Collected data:
** START **
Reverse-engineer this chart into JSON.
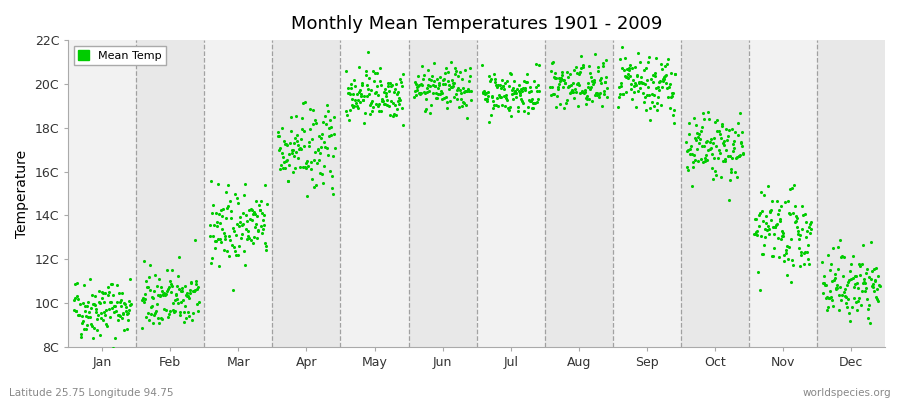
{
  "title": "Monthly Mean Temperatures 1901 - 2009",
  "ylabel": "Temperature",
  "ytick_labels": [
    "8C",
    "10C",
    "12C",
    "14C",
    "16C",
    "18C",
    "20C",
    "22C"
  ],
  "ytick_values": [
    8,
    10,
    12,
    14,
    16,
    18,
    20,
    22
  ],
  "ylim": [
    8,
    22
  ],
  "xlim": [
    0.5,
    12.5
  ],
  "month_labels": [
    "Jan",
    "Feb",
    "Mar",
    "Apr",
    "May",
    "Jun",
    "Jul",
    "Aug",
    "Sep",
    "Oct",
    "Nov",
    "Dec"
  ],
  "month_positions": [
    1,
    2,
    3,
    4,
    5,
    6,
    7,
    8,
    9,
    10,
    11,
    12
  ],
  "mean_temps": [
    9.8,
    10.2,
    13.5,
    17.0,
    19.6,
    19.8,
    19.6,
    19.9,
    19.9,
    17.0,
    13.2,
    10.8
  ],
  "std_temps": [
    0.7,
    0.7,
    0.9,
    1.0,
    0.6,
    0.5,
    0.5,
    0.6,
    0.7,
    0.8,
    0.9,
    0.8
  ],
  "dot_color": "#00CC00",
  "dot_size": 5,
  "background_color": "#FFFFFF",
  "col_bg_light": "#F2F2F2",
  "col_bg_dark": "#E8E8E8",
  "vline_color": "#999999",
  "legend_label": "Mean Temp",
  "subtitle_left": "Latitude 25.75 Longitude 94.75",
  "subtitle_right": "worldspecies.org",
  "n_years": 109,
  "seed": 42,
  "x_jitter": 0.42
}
** END **
Task directions
Will you set down the records word for word while leaving out every picture?

Written answer
Reverse-engineer this chart into JSON.
{
  "title": "Monthly Mean Temperatures 1901 - 2009",
  "ylabel": "Temperature",
  "ytick_labels": [
    "8C",
    "10C",
    "12C",
    "14C",
    "16C",
    "18C",
    "20C",
    "22C"
  ],
  "ytick_values": [
    8,
    10,
    12,
    14,
    16,
    18,
    20,
    22
  ],
  "ylim": [
    8,
    22
  ],
  "xlim": [
    0.5,
    12.5
  ],
  "month_labels": [
    "Jan",
    "Feb",
    "Mar",
    "Apr",
    "May",
    "Jun",
    "Jul",
    "Aug",
    "Sep",
    "Oct",
    "Nov",
    "Dec"
  ],
  "month_positions": [
    1,
    2,
    3,
    4,
    5,
    6,
    7,
    8,
    9,
    10,
    11,
    12
  ],
  "mean_temps": [
    9.8,
    10.2,
    13.5,
    17.0,
    19.6,
    19.8,
    19.6,
    19.9,
    19.9,
    17.0,
    13.2,
    10.8
  ],
  "std_temps": [
    0.7,
    0.7,
    0.9,
    1.0,
    0.6,
    0.5,
    0.5,
    0.6,
    0.7,
    0.8,
    0.9,
    0.8
  ],
  "dot_color": "#00CC00",
  "dot_size": 5,
  "background_color": "#FFFFFF",
  "col_bg_light": "#F2F2F2",
  "col_bg_dark": "#E8E8E8",
  "vline_color": "#999999",
  "legend_label": "Mean Temp",
  "subtitle_left": "Latitude 25.75 Longitude 94.75",
  "subtitle_right": "worldspecies.org",
  "n_years": 109,
  "seed": 42,
  "x_jitter": 0.42
}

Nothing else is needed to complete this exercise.